The limitations of the traditional anticoagulants are particularly obvious in pediatrics; hence, the promotion of the new drugs already approved in adults urgent. Yet there is but individual experience in children with the following substances: the pentasaccharides fondaparinux and idraparinux, and the direct thrombin inhibitors hirudin, bivalirudin, argatroban; ximelagatran has been withdrawn from the market because of hepatic toxicity.56,57 

Special conditions

Prophylaxis of CVC occlusion

UFH

Prophylactic UFH seems to significantly decrease CVC-related DVT as well as bacterial colonization of the catheter.58 Heparin-bonded catheters do not reduce clot formation and bacterial colonization beyond 24 hours after CVC insertion.

Thrombolytic agents (urokinase, rt-PA)

• • • •

Exercise tasks:
(1) In the pediatric anticoagulation text, why was ximelagatran withdrawn from the market?
(2) Translate this sentence from the pediatric anticoagulation text into Spanish: "Heparin-bonded catheters do not reduce clot formation and bacterial colonization beyond 24 hours after CVC insertion."
(3) Return, unchanged, the part of the pediatric anticoagulation text that opens with the words containing "Prophylactic UFH seems" and closes with "after CVC insertion.".
The records after this point are separate material with no connection to the text.

Records from a data source:

• • • •

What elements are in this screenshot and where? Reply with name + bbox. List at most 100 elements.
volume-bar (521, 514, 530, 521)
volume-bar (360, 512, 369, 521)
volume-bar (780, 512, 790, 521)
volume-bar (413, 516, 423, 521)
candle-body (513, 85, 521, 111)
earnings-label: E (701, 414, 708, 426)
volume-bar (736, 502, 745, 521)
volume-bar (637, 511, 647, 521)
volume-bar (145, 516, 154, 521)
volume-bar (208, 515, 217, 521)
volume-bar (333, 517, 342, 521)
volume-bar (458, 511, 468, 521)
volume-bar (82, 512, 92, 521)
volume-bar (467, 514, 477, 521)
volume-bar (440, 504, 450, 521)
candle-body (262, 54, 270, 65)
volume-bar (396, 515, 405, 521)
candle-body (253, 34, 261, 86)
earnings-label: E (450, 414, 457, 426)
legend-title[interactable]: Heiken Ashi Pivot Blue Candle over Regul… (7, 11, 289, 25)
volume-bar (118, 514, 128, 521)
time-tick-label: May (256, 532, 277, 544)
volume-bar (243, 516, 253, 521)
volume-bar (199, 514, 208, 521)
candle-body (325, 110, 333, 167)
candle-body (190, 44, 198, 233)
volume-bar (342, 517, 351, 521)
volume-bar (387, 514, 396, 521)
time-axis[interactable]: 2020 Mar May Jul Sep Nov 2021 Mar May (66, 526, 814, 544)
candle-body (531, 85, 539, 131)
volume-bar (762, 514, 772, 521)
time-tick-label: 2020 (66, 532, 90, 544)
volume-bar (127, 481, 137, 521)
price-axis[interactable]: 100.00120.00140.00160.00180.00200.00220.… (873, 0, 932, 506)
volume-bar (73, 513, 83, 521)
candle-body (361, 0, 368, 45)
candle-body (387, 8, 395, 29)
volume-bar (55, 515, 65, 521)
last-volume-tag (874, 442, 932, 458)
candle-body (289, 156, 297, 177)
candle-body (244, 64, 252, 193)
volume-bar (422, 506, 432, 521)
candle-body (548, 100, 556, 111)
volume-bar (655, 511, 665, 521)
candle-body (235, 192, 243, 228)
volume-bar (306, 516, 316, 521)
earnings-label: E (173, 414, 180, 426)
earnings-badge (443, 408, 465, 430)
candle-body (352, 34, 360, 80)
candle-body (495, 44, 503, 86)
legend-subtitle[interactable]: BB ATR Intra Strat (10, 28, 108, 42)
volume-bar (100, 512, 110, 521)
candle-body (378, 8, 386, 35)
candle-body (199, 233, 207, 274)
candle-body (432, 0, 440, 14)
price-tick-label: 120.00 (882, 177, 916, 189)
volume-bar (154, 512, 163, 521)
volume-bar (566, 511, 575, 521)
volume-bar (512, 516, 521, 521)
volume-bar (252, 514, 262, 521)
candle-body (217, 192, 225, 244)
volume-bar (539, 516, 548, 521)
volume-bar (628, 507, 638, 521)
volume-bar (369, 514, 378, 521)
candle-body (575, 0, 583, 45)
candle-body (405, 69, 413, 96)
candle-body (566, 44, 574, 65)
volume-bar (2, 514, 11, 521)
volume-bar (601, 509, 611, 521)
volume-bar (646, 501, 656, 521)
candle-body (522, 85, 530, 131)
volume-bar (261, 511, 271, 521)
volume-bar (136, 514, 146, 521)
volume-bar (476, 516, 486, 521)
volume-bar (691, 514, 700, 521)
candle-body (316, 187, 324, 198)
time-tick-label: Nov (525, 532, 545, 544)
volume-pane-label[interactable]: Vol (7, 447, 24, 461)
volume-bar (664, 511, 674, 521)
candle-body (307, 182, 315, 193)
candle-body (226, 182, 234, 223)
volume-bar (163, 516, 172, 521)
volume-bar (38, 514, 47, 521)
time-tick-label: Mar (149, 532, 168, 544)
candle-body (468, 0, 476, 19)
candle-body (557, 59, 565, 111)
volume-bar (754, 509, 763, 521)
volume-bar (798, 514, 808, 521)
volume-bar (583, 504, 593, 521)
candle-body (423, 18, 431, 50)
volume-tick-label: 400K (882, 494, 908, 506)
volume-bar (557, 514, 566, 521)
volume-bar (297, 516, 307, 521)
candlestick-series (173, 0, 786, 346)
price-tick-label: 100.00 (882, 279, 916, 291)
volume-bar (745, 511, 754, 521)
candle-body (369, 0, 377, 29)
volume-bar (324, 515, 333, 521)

• • • •

Responses in order:
(1) It was withdrawn because of hepatic toxicity.

(2) Los catéteres recubiertos de heparina no reducen la formación de coágulos ni la colonización bacteriana más allá de las 24 horas posteriores a la inserción del CVC.

(3)
Prophylactic UFH seems to significantly decrease CVC-related DVT as well as bacterial colonization of the catheter.58 Heparin-bonded catheters do not reduce clot formation and bacterial colonization beyond 24 hours after CVC insertion.